**Directive**
Exact repetition is required: output every record in full.

**Data records**
______

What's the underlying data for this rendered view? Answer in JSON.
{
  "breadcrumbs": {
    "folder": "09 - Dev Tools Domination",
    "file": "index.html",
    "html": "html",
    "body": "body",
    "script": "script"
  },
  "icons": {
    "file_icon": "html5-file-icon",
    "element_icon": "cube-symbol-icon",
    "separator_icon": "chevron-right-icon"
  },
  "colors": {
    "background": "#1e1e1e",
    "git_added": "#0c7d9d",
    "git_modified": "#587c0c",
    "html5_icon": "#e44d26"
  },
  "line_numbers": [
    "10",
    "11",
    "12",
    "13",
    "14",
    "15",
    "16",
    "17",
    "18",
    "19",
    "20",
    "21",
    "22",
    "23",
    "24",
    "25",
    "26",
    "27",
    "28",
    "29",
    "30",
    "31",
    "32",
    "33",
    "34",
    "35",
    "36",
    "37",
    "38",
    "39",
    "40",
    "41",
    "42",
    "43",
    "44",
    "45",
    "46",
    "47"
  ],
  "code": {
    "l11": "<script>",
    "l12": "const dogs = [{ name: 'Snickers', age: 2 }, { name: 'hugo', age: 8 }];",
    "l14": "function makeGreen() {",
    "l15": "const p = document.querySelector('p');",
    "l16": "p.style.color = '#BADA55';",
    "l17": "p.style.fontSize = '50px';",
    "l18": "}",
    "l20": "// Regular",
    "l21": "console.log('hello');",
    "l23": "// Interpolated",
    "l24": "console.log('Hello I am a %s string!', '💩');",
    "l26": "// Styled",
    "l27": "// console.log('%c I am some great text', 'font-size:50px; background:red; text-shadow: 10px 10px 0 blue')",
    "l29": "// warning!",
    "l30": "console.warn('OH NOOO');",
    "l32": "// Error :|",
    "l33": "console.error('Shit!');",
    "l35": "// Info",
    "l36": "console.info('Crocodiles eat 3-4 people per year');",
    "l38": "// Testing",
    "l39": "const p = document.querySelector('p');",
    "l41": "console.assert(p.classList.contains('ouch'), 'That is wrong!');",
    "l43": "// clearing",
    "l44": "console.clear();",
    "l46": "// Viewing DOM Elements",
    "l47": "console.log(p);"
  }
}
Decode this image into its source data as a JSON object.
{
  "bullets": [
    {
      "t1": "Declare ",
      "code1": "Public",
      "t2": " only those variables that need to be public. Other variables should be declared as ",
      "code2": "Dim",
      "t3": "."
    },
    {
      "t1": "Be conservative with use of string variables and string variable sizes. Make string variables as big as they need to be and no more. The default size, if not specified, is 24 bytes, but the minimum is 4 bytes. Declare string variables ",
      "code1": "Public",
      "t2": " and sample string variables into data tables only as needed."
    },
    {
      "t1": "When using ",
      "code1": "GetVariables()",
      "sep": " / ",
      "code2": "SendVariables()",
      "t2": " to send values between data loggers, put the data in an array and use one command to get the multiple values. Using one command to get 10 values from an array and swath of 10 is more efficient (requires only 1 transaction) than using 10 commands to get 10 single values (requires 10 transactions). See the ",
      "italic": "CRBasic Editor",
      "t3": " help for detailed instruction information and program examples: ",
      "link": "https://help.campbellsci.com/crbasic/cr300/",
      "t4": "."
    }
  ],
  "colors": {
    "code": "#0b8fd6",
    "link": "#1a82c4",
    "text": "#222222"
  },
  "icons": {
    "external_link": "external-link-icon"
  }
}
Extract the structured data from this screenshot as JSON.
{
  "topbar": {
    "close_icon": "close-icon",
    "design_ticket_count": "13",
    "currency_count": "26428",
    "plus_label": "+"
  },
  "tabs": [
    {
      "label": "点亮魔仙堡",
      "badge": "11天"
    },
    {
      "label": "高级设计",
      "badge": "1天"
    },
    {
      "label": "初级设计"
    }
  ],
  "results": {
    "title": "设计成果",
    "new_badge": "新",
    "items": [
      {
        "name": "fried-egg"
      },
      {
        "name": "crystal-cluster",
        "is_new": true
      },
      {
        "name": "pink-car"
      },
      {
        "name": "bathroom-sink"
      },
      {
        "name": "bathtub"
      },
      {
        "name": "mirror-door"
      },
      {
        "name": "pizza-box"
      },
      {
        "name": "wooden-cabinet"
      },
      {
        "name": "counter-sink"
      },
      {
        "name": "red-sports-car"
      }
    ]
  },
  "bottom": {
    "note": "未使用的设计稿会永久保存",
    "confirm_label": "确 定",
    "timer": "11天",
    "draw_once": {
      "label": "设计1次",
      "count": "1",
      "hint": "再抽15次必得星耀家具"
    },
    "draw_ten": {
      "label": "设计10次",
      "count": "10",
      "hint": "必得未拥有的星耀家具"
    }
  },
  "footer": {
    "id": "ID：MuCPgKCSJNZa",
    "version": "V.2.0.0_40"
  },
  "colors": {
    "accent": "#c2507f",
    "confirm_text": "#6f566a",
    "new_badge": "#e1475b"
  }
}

______

**Full solution**
What's the underlying data for this rendered view? Answer in JSON.
{
  "breadcrumbs": {
    "folder": "09 - Dev Tools Domination",
    "file": "index.html",
    "html": "html",
    "body": "body",
    "script": "script"
  },
  "icons": {
    "file_icon": "html5-file-icon",
    "element_icon": "cube-symbol-icon",
    "separator_icon": "chevron-right-icon"
  },
  "colors": {
    "background": "#1e1e1e",
    "git_added": "#0c7d9d",
    "git_modified": "#587c0c",
    "html5_icon": "#e44d26"
  },
  "line_numbers": [
    "10",
    "11",
    "12",
    "13",
    "14",
    "15",
    "16",
    "17",
    "18",
    "19",
    "20",
    "21",
    "22",
    "23",
    "24",
    "25",
    "26",
    "27",
    "28",
    "29",
    "30",
    "31",
    "32",
    "33",
    "34",
    "35",
    "36",
    "37",
    "38",
    "39",
    "40",
    "41",
    "42",
    "43",
    "44",
    "45",
    "46",
    "47"
  ],
  "code": {
    "l11": "<script>",
    "l12": "const dogs = [{ name: 'Snickers', age: 2 }, { name: 'hugo', age: 8 }];",
    "l14": "function makeGreen() {",
    "l15": "const p = document.querySelector('p');",
    "l16": "p.style.color = '#BADA55';",
    "l17": "p.style.fontSize = '50px';",
    "l18": "}",
    "l20": "// Regular",
    "l21": "console.log('hello');",
    "l23": "// Interpolated",
    "l24": "console.log('Hello I am a %s string!', '💩');",
    "l26": "// Styled",
    "l27": "// console.log('%c I am some great text', 'font-size:50px; background:red; text-shadow: 10px 10px 0 blue')",
    "l29": "// warning!",
    "l30": "console.warn('OH NOOO');",
    "l32": "// Error :|",
    "l33": "console.error('Shit!');",
    "l35": "// Info",
    "l36": "console.info('Crocodiles eat 3-4 people per year');",
    "l38": "// Testing",
    "l39": "const p = document.querySelector('p');",
    "l41": "console.assert(p.classList.contains('ouch'), 'That is wrong!');",
    "l43": "// clearing",
    "l44": "console.clear();",
    "l46": "// Viewing DOM Elements",
    "l47": "console.log(p);"
  }
}
Decode this image into its source data as a JSON object.
{
  "bullets": [
    {
      "t1": "Declare ",
      "code1": "Public",
      "t2": " only those variables that need to be public. Other variables should be declared as ",
      "code2": "Dim",
      "t3": "."
    },
    {
      "t1": "Be conservative with use of string variables and string variable sizes. Make string variables as big as they need to be and no more. The default size, if not specified, is 24 bytes, but the minimum is 4 bytes. Declare string variables ",
      "code1": "Public",
      "t2": " and sample string variables into data tables only as needed."
    },
    {
      "t1": "When using ",
      "code1": "GetVariables()",
      "sep": " / ",
      "code2": "SendVariables()",
      "t2": " to send values between data loggers, put the data in an array and use one command to get the multiple values. Using one command to get 10 values from an array and swath of 10 is more efficient (requires only 1 transaction) than using 10 commands to get 10 single values (requires 10 transactions). See the ",
      "italic": "CRBasic Editor",
      "t3": " help for detailed instruction information and program examples: ",
      "link": "https://help.campbellsci.com/crbasic/cr300/",
      "t4": "."
    }
  ],
  "colors": {
    "code": "#0b8fd6",
    "link": "#1a82c4",
    "text": "#222222"
  },
  "icons": {
    "external_link": "external-link-icon"
  }
}
Extract the structured data from this screenshot as JSON.
{
  "topbar": {
    "close_icon": "close-icon",
    "design_ticket_count": "13",
    "currency_count": "26428",
    "plus_label": "+"
  },
  "tabs": [
    {
      "label": "点亮魔仙堡",
      "badge": "11天"
    },
    {
      "label": "高级设计",
      "badge": "1天"
    },
    {
      "label": "初级设计"
    }
  ],
  "results": {
    "title": "设计成果",
    "new_badge": "新",
    "items": [
      {
        "name": "fried-egg"
      },
      {
        "name": "crystal-cluster",
        "is_new": true
      },
      {
        "name": "pink-car"
      },
      {
        "name": "bathroom-sink"
      },
      {
        "name": "bathtub"
      },
      {
        "name": "mirror-door"
      },
      {
        "name": "pizza-box"
      },
      {
        "name": "wooden-cabinet"
      },
      {
        "name": "counter-sink"
      },
      {
        "name": "red-sports-car"
      }
    ]
  },
  "bottom": {
    "note": "未使用的设计稿会永久保存",
    "confirm_label": "确 定",
    "timer": "11天",
    "draw_once": {
      "label": "设计1次",
      "count": "1",
      "hint": "再抽15次必得星耀家具"
    },
    "draw_ten": {
      "label": "设计10次",
      "count": "10",
      "hint": "必得未拥有的星耀家具"
    }
  },
  "footer": {
    "id": "ID：MuCPgKCSJNZa",
    "version": "V.2.0.0_40"
  },
  "colors": {
    "accent": "#c2507f",
    "confirm_text": "#6f566a",
    "new_badge": "#e1475b"
  }
}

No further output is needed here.